Required work: Read through the records below and copy each line that uses the word "Apply".

————————

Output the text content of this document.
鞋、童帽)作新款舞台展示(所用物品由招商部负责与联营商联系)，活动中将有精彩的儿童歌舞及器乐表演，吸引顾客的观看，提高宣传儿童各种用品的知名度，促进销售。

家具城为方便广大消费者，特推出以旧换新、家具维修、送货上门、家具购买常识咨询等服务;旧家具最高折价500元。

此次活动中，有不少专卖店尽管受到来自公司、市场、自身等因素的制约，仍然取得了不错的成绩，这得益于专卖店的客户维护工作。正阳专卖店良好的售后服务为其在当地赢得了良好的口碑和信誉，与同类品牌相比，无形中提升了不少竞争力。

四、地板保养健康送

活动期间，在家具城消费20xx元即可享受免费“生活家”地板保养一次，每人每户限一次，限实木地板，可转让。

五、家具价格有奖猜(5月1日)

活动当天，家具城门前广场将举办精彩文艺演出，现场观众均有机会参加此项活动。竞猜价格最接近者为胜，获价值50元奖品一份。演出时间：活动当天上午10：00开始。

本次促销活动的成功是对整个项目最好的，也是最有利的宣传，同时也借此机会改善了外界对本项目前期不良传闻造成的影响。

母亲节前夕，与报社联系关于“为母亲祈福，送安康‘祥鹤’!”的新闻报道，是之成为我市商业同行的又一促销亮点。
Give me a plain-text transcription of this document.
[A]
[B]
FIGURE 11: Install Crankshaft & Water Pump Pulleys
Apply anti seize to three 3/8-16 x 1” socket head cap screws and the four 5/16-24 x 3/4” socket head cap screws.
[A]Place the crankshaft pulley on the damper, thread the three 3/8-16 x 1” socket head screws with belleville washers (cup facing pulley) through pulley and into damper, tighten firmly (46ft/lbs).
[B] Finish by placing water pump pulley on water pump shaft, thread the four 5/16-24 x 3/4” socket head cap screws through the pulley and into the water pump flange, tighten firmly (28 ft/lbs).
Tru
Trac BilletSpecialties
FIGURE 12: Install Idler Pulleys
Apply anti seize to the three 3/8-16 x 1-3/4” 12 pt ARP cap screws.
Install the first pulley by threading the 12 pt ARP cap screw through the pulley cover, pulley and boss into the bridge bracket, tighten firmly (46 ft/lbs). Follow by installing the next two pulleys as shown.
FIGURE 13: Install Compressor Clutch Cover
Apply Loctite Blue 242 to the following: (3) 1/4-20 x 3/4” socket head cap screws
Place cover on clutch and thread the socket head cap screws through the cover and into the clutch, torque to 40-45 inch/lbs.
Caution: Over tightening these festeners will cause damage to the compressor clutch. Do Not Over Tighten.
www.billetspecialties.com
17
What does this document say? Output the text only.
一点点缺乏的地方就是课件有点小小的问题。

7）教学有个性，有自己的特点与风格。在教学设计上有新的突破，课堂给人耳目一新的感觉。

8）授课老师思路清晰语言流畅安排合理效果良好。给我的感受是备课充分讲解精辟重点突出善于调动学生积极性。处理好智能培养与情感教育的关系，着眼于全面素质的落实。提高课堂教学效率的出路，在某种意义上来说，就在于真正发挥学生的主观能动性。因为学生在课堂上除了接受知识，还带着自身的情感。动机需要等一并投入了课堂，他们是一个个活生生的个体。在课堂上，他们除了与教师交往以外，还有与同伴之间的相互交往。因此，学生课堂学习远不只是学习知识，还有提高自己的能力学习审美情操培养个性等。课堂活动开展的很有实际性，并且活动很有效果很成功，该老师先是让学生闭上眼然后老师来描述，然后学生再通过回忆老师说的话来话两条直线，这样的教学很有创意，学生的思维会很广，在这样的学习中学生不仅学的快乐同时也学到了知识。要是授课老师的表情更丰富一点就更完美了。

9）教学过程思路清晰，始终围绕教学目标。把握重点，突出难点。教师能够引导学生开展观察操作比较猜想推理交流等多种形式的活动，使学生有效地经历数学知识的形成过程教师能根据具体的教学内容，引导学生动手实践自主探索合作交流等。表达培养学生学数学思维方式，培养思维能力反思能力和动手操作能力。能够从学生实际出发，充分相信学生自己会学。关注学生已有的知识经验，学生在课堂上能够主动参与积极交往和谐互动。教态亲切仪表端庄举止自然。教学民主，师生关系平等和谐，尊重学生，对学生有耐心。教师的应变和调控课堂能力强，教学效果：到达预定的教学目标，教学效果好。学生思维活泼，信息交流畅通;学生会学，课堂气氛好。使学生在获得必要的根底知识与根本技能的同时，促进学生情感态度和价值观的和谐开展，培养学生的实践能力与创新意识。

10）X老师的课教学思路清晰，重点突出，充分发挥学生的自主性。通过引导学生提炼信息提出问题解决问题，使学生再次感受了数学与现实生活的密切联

————————

Response below:
Apply anti seize to three 3/8-16 x 1” socket head cap screws and the four 5/16-24 x 3/4” socket head cap screws.
Apply anti seize to the three 3/8-16 x 1-3/4” 12 pt ARP cap screws.
Apply Loctite Blue 242 to the following: (3) 1/4-20 x 3/4” socket head cap screws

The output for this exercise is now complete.